## Exercise objective
Reproduce the data below line for line without any changes, but leave out the pictures.
##### Extracted material
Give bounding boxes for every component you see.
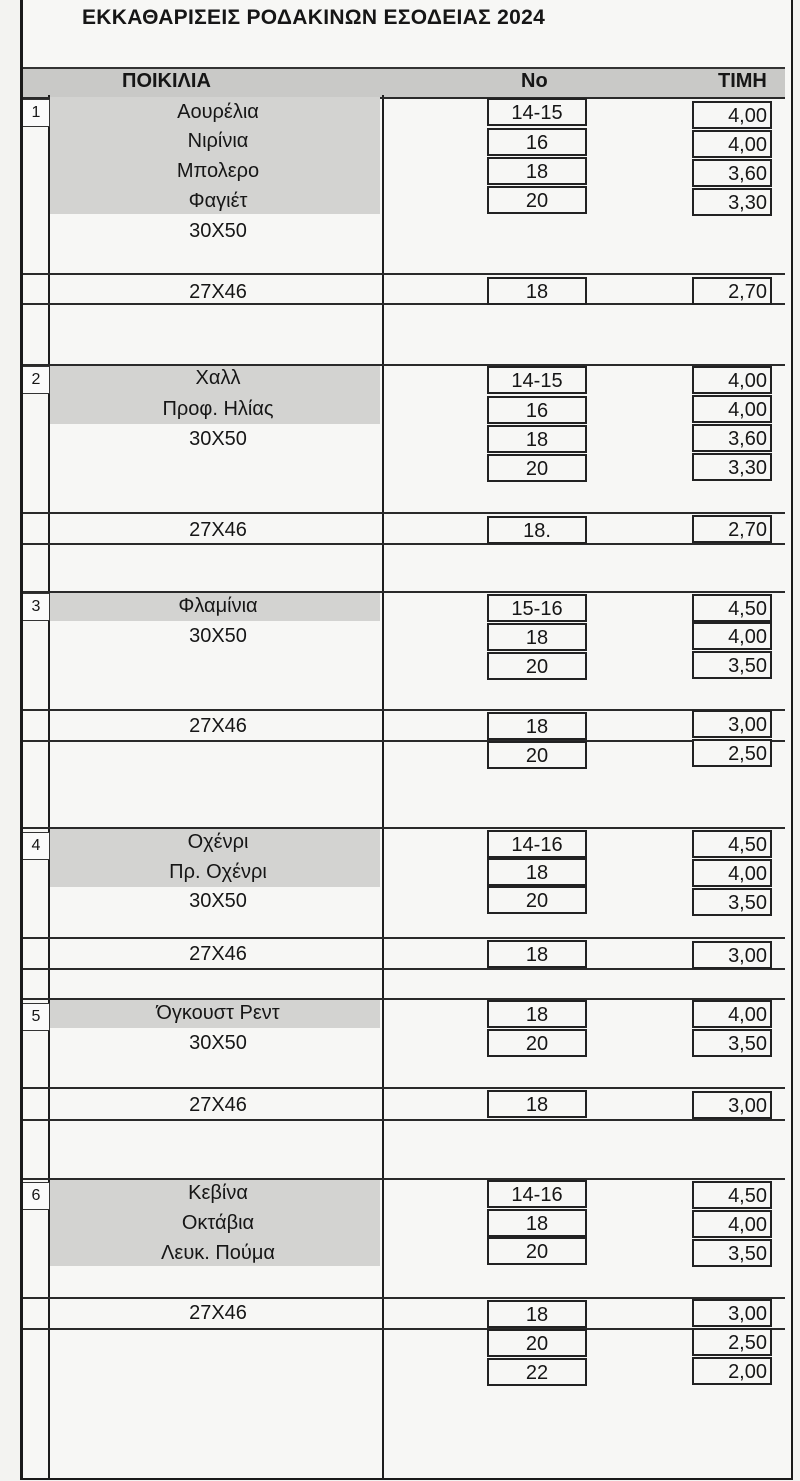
variety-name: Φλαμίνια: [178, 595, 258, 617]
price-cell: 4,00: [692, 101, 772, 129]
number-cell: 18: [487, 277, 587, 305]
number-cell: 18: [487, 157, 587, 185]
variety-name: Λευκ. Πούμα: [161, 1242, 275, 1264]
price-cell: 2,00: [692, 1357, 772, 1385]
number-cell: 18: [487, 1209, 587, 1237]
price-cell: 4,50: [692, 594, 772, 622]
size-label: 27Χ46: [189, 519, 247, 541]
size-label: 30Χ50: [189, 220, 247, 242]
section-line: [23, 1119, 785, 1121]
variety-name: Προφ. Ηλίας: [162, 398, 274, 420]
size-label: 27Χ46: [189, 943, 247, 965]
variety-name: Οχένρι: [187, 831, 249, 853]
section-line: [23, 543, 785, 545]
price-cell: 4,00: [692, 1000, 772, 1028]
group-index: 4: [23, 832, 50, 860]
variety-name: Νιρίνια: [187, 130, 249, 152]
price-cell: 3,50: [692, 888, 772, 916]
number-cell: 22: [487, 1358, 587, 1386]
section-line: [23, 273, 785, 275]
number-cell: 20: [487, 1029, 587, 1057]
number-cell: 14-15: [487, 98, 587, 126]
price-cell: 2,70: [692, 277, 772, 305]
variety-name: Κεβίνα: [188, 1182, 248, 1204]
number-cell: 20: [487, 186, 587, 214]
price-cell: 4,00: [692, 1210, 772, 1238]
group-index: 5: [23, 1003, 50, 1031]
header-price: ΤΙΜΗ: [718, 70, 767, 92]
number-cell: 20: [487, 652, 587, 680]
price-cell: 3,30: [692, 188, 772, 216]
section-line: [23, 512, 785, 514]
section-line: [23, 1297, 785, 1299]
number-cell: 20: [487, 454, 587, 482]
header-variety: ΠΟΙΚΙΛΙΑ: [122, 70, 211, 92]
group-index: 2: [23, 366, 50, 394]
price-cell: 4,00: [692, 622, 772, 650]
number-cell: 16: [487, 128, 587, 156]
number-cell: 18: [487, 623, 587, 651]
price-cell: 4,50: [692, 1181, 772, 1209]
variety-name: Μπολερο: [176, 160, 260, 182]
variety-name: Φαγιέτ: [188, 190, 248, 212]
number-cell: 20: [487, 1237, 587, 1265]
number-cell: 20: [487, 1329, 587, 1357]
group-index: 1: [23, 99, 50, 127]
price-cell: 4,00: [692, 859, 772, 887]
section-line: [23, 968, 785, 970]
price-cell: 4,00: [692, 130, 772, 158]
section-line: [23, 740, 785, 742]
price-cell: 3,00: [692, 1299, 772, 1327]
price-cell: 4,50: [692, 830, 772, 858]
size-label: 30Χ50: [189, 1032, 247, 1054]
price-cell: 3,00: [692, 1091, 772, 1119]
price-cell: 4,00: [692, 395, 772, 423]
number-cell: 20: [487, 886, 587, 914]
number-cell: 18: [487, 940, 587, 968]
price-cell: 3,60: [692, 424, 772, 452]
price-cell: 2,50: [692, 1328, 772, 1356]
price-cell: 3,50: [692, 651, 772, 679]
size-label: 27Χ46: [189, 1302, 247, 1324]
group-index: 6: [23, 1182, 50, 1210]
section-line: [23, 303, 785, 305]
section-line: [23, 937, 785, 939]
variety-name: Οκτάβια: [181, 1212, 255, 1234]
size-label: 30Χ50: [189, 428, 247, 450]
number-cell: 18: [487, 858, 587, 886]
number-cell: 18: [487, 425, 587, 453]
size-label: 30Χ50: [189, 625, 247, 647]
price-cell: 3,00: [692, 710, 772, 738]
size-label: 27Χ46: [189, 281, 247, 303]
document-title: ΕΚΚΑΘΑΡΙΣΕΙΣ ΡΟΔΑΚΙΝΩΝ ΕΣΟΔΕΙΑΣ 2024: [82, 6, 546, 29]
price-cell: 2,70: [692, 515, 772, 543]
variety-name: Όγκουστ Ρεντ: [156, 1002, 280, 1024]
section-line: [23, 1087, 785, 1089]
price-cell: 3,60: [692, 159, 772, 187]
price-cell: 3,00: [692, 941, 772, 969]
size-label: 27Χ46: [189, 1094, 247, 1116]
number-cell: 18: [487, 1000, 587, 1028]
number-cell: 14-15: [487, 366, 587, 394]
price-cell: 3,50: [692, 1239, 772, 1267]
variety-name: Χαλλ: [195, 367, 241, 389]
number-cell: 14-16: [487, 830, 587, 858]
size-label: 27Χ46: [189, 715, 247, 737]
size-label: 30Χ50: [189, 890, 247, 912]
number-cell: 20: [487, 741, 587, 769]
variety-name: Πρ. Οχένρι: [169, 861, 267, 883]
number-cell: 14-16: [487, 1180, 587, 1208]
group-index: 3: [23, 593, 50, 621]
number-cell: 15-16: [487, 594, 587, 622]
price-cell: 3,50: [692, 1029, 772, 1057]
section-line: [23, 1328, 785, 1330]
price-cell: 2,50: [692, 739, 772, 767]
number-cell: 18: [487, 712, 587, 740]
section-line: [23, 709, 785, 711]
variety-name: Αουρέλια: [177, 101, 259, 123]
number-cell: 18: [487, 1300, 587, 1328]
number-cell: 18.: [487, 516, 587, 544]
price-cell: 4,00: [692, 366, 772, 394]
number-cell: 18: [487, 1090, 587, 1118]
price-cell: 3,30: [692, 453, 772, 481]
header-number: No: [521, 70, 548, 92]
number-cell: 16: [487, 396, 587, 424]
##########
## Answer below
Give bounding boxes for every component you see.
variety-name: Φλαμίνια: [178, 595, 258, 617]
price-cell: 4,00: [692, 101, 772, 129]
number-cell: 18: [487, 277, 587, 305]
number-cell: 18: [487, 157, 587, 185]
variety-name: Λευκ. Πούμα: [161, 1242, 275, 1264]
price-cell: 2,00: [692, 1357, 772, 1385]
number-cell: 18: [487, 1209, 587, 1237]
price-cell: 4,50: [692, 594, 772, 622]
size-label: 27Χ46: [189, 519, 247, 541]
size-label: 30Χ50: [189, 220, 247, 242]
section-line: [23, 1119, 785, 1121]
variety-name: Προφ. Ηλίας: [162, 398, 274, 420]
size-label: 27Χ46: [189, 943, 247, 965]
variety-name: Οχένρι: [187, 831, 249, 853]
section-line: [23, 543, 785, 545]
price-cell: 4,00: [692, 1000, 772, 1028]
group-index: 4: [23, 832, 50, 860]
variety-name: Νιρίνια: [187, 130, 249, 152]
price-cell: 3,50: [692, 888, 772, 916]
number-cell: 22: [487, 1358, 587, 1386]
section-line: [23, 273, 785, 275]
number-cell: 20: [487, 1029, 587, 1057]
number-cell: 14-15: [487, 98, 587, 126]
price-cell: 2,70: [692, 277, 772, 305]
variety-name: Κεβίνα: [188, 1182, 248, 1204]
number-cell: 20: [487, 186, 587, 214]
price-cell: 4,00: [692, 1210, 772, 1238]
group-index: 5: [23, 1003, 50, 1031]
header-price: ΤΙΜΗ: [718, 70, 767, 92]
number-cell: 20: [487, 652, 587, 680]
price-cell: 3,30: [692, 188, 772, 216]
section-line: [23, 512, 785, 514]
section-line: [23, 1297, 785, 1299]
number-cell: 20: [487, 454, 587, 482]
header-variety: ΠΟΙΚΙΛΙΑ: [122, 70, 211, 92]
group-index: 2: [23, 366, 50, 394]
price-cell: 4,00: [692, 622, 772, 650]
number-cell: 16: [487, 128, 587, 156]
number-cell: 18: [487, 623, 587, 651]
price-cell: 4,50: [692, 1181, 772, 1209]
variety-name: Μπολερο: [176, 160, 260, 182]
variety-name: Φαγιέτ: [188, 190, 248, 212]
number-cell: 20: [487, 1237, 587, 1265]
number-cell: 20: [487, 1329, 587, 1357]
group-index: 1: [23, 99, 50, 127]
price-cell: 4,00: [692, 859, 772, 887]
section-line: [23, 968, 785, 970]
price-cell: 4,00: [692, 130, 772, 158]
section-line: [23, 740, 785, 742]
price-cell: 3,00: [692, 1299, 772, 1327]
price-cell: 4,50: [692, 830, 772, 858]
size-label: 30Χ50: [189, 1032, 247, 1054]
price-cell: 3,00: [692, 1091, 772, 1119]
price-cell: 4,00: [692, 395, 772, 423]
number-cell: 20: [487, 886, 587, 914]
number-cell: 18: [487, 940, 587, 968]
price-cell: 3,60: [692, 424, 772, 452]
price-cell: 2,50: [692, 1328, 772, 1356]
price-cell: 3,50: [692, 651, 772, 679]
size-label: 27Χ46: [189, 1302, 247, 1324]
group-index: 6: [23, 1182, 50, 1210]
section-line: [23, 303, 785, 305]
section-line: [23, 937, 785, 939]
variety-name: Οκτάβια: [181, 1212, 255, 1234]
size-label: 30Χ50: [189, 428, 247, 450]
number-cell: 18: [487, 858, 587, 886]
number-cell: 18: [487, 425, 587, 453]
size-label: 30Χ50: [189, 625, 247, 647]
price-cell: 3,00: [692, 710, 772, 738]
size-label: 27Χ46: [189, 281, 247, 303]
document-title: ΕΚΚΑΘΑΡΙΣΕΙΣ ΡΟΔΑΚΙΝΩΝ ΕΣΟΔΕΙΑΣ 2024: [82, 6, 546, 29]
price-cell: 2,70: [692, 515, 772, 543]
variety-name: Όγκουστ Ρεντ: [156, 1002, 280, 1024]
section-line: [23, 1087, 785, 1089]
price-cell: 3,60: [692, 159, 772, 187]
price-cell: 3,00: [692, 941, 772, 969]
size-label: 27Χ46: [189, 1094, 247, 1116]
number-cell: 18: [487, 1000, 587, 1028]
number-cell: 14-15: [487, 366, 587, 394]
price-cell: 3,50: [692, 1239, 772, 1267]
variety-name: Χαλλ: [195, 367, 241, 389]
number-cell: 14-16: [487, 830, 587, 858]
size-label: 27Χ46: [189, 715, 247, 737]
size-label: 30Χ50: [189, 890, 247, 912]
number-cell: 20: [487, 741, 587, 769]
variety-name: Πρ. Οχένρι: [169, 861, 267, 883]
number-cell: 14-16: [487, 1180, 587, 1208]
group-index: 3: [23, 593, 50, 621]
number-cell: 15-16: [487, 594, 587, 622]
price-cell: 3,50: [692, 1029, 772, 1057]
section-line: [23, 1328, 785, 1330]
price-cell: 2,50: [692, 739, 772, 767]
number-cell: 18: [487, 712, 587, 740]
section-line: [23, 709, 785, 711]
variety-name: Αουρέλια: [177, 101, 259, 123]
number-cell: 18: [487, 1300, 587, 1328]
number-cell: 18.: [487, 516, 587, 544]
price-cell: 4,00: [692, 366, 772, 394]
number-cell: 18: [487, 1090, 587, 1118]
price-cell: 3,30: [692, 453, 772, 481]
header-number: No: [521, 70, 548, 92]
number-cell: 16: [487, 396, 587, 424]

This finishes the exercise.